WHAT THE TASK ASKS –
Give back every line exactly as it appears, pictures excluded.
===============
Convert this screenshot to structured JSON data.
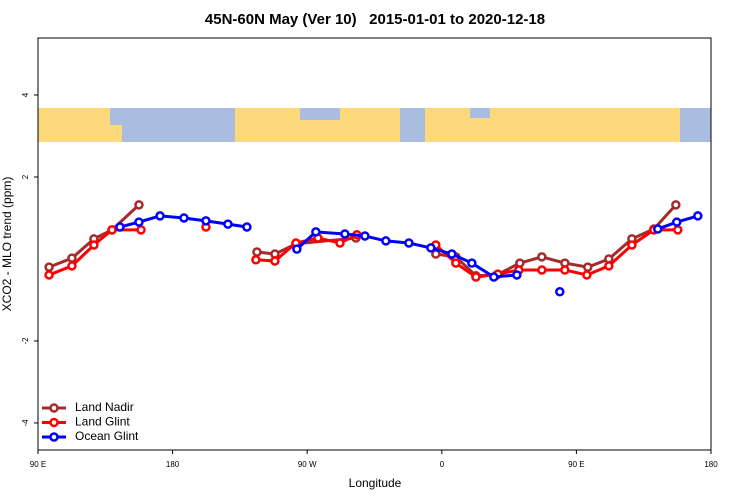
{
  "chart_data": {
    "type": "line",
    "title": "45N-60N May (Ver 10)   2015-01-01 to 2020-12-18",
    "x_label": "Longitude",
    "y_label": "XCO2 - MLO trend (ppm)",
    "xlim": [
      90,
      540
    ],
    "ylim": [
      -4.66,
      5.39
    ],
    "xticks": [
      {
        "value": 90,
        "label": "90 E"
      },
      180,
      {
        "value": 270,
        "label": "90 W"
      },
      {
        "value": 360,
        "label": "0"
      },
      {
        "value": 450,
        "label": "90 E"
      },
      {
        "value": 540,
        "label": "180"
      }
    ],
    "yticks": [
      -4,
      -2,
      2,
      4
    ],
    "legend": "bottom-left",
    "series": [
      {
        "name": "Land Nadir",
        "color": "#a52a2a",
        "x": [
          97.4,
          112.7,
          127.4,
          139.5,
          157.5,
          200,
          236.4,
          248.4,
          262.5,
          302.6,
          330,
          356,
          369.4,
          382.8,
          396.8,
          412.2,
          426.9,
          442.3,
          457.6,
          471.7,
          487.1,
          501.8,
          516.5
        ],
        "values": [
          -0.2,
          0.02,
          0.49,
          0.71,
          1.32,
          null,
          0.17,
          0.12,
          0.37,
          0.51,
          null,
          0.12,
          0.05,
          -0.41,
          -0.39,
          -0.1,
          0.05,
          -0.1,
          -0.2,
          0.0,
          0.49,
          0.73,
          1.32
        ]
      },
      {
        "name": "Land Glint",
        "color": "#ff0000",
        "x": [
          97.4,
          112.7,
          127.4,
          139.5,
          158.9,
          180,
          202.3,
          220,
          235.7,
          248.4,
          262.5,
          277.2,
          291.9,
          303.2,
          330,
          356,
          369.4,
          382.8,
          397.5,
          411.5,
          426.9,
          442.3,
          457,
          471.7,
          487.1,
          501.8,
          517.8
        ],
        "values": [
          -0.39,
          -0.17,
          0.34,
          0.71,
          0.71,
          null,
          0.78,
          null,
          -0.02,
          -0.05,
          0.39,
          0.51,
          0.39,
          0.59,
          null,
          0.34,
          -0.1,
          -0.44,
          -0.37,
          -0.27,
          -0.27,
          -0.27,
          -0.39,
          -0.17,
          0.34,
          0.71,
          0.71
        ]
      },
      {
        "name": "Ocean Glint",
        "color": "#0000ff",
        "x": [
          144.8,
          157.5,
          171.6,
          187.6,
          202.3,
          217,
          229.7,
          245,
          263.1,
          275.8,
          295.2,
          308.6,
          322.6,
          338,
          352.7,
          366.7,
          380.1,
          394.8,
          410.2,
          425,
          438.9,
          470,
          504.4,
          517.1,
          531.2
        ],
        "values": [
          0.78,
          0.9,
          1.05,
          1.0,
          0.93,
          0.85,
          0.78,
          null,
          0.24,
          0.66,
          0.61,
          0.56,
          0.44,
          0.39,
          0.27,
          0.12,
          -0.1,
          -0.44,
          -0.39,
          null,
          -0.8,
          null,
          0.73,
          0.9,
          1.05
        ]
      }
    ]
  }
}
===============
SOLUTION –
Convert this screenshot to structured JSON data.
{
  "chart_data": {
    "type": "line",
    "title": "45N-60N May (Ver 10)   2015-01-01 to 2020-12-18",
    "x_label": "Longitude",
    "y_label": "XCO2 - MLO trend (ppm)",
    "xlim": [
      90,
      540
    ],
    "ylim": [
      -4.66,
      5.39
    ],
    "xticks": [
      {
        "value": 90,
        "label": "90 E"
      },
      180,
      {
        "value": 270,
        "label": "90 W"
      },
      {
        "value": 360,
        "label": "0"
      },
      {
        "value": 450,
        "label": "90 E"
      },
      {
        "value": 540,
        "label": "180"
      }
    ],
    "yticks": [
      -4,
      -2,
      2,
      4
    ],
    "legend": "bottom-left",
    "series": [
      {
        "name": "Land Nadir",
        "color": "#a52a2a",
        "x": [
          97.4,
          112.7,
          127.4,
          139.5,
          157.5,
          200,
          236.4,
          248.4,
          262.5,
          302.6,
          330,
          356,
          369.4,
          382.8,
          396.8,
          412.2,
          426.9,
          442.3,
          457.6,
          471.7,
          487.1,
          501.8,
          516.5
        ],
        "values": [
          -0.2,
          0.02,
          0.49,
          0.71,
          1.32,
          null,
          0.17,
          0.12,
          0.37,
          0.51,
          null,
          0.12,
          0.05,
          -0.41,
          -0.39,
          -0.1,
          0.05,
          -0.1,
          -0.2,
          0.0,
          0.49,
          0.73,
          1.32
        ]
      },
      {
        "name": "Land Glint",
        "color": "#ff0000",
        "x": [
          97.4,
          112.7,
          127.4,
          139.5,
          158.9,
          180,
          202.3,
          220,
          235.7,
          248.4,
          262.5,
          277.2,
          291.9,
          303.2,
          330,
          356,
          369.4,
          382.8,
          397.5,
          411.5,
          426.9,
          442.3,
          457,
          471.7,
          487.1,
          501.8,
          517.8
        ],
        "values": [
          -0.39,
          -0.17,
          0.34,
          0.71,
          0.71,
          null,
          0.78,
          null,
          -0.02,
          -0.05,
          0.39,
          0.51,
          0.39,
          0.59,
          null,
          0.34,
          -0.1,
          -0.44,
          -0.37,
          -0.27,
          -0.27,
          -0.27,
          -0.39,
          -0.17,
          0.34,
          0.71,
          0.71
        ]
      },
      {
        "name": "Ocean Glint",
        "color": "#0000ff",
        "x": [
          144.8,
          157.5,
          171.6,
          187.6,
          202.3,
          217,
          229.7,
          245,
          263.1,
          275.8,
          295.2,
          308.6,
          322.6,
          338,
          352.7,
          366.7,
          380.1,
          394.8,
          410.2,
          425,
          438.9,
          470,
          504.4,
          517.1,
          531.2
        ],
        "values": [
          0.78,
          0.9,
          1.05,
          1.0,
          0.93,
          0.85,
          0.78,
          null,
          0.24,
          0.66,
          0.61,
          0.56,
          0.44,
          0.39,
          0.27,
          0.12,
          -0.1,
          -0.44,
          -0.39,
          null,
          -0.8,
          null,
          0.73,
          0.9,
          1.05
        ]
      }
    ]
  }
}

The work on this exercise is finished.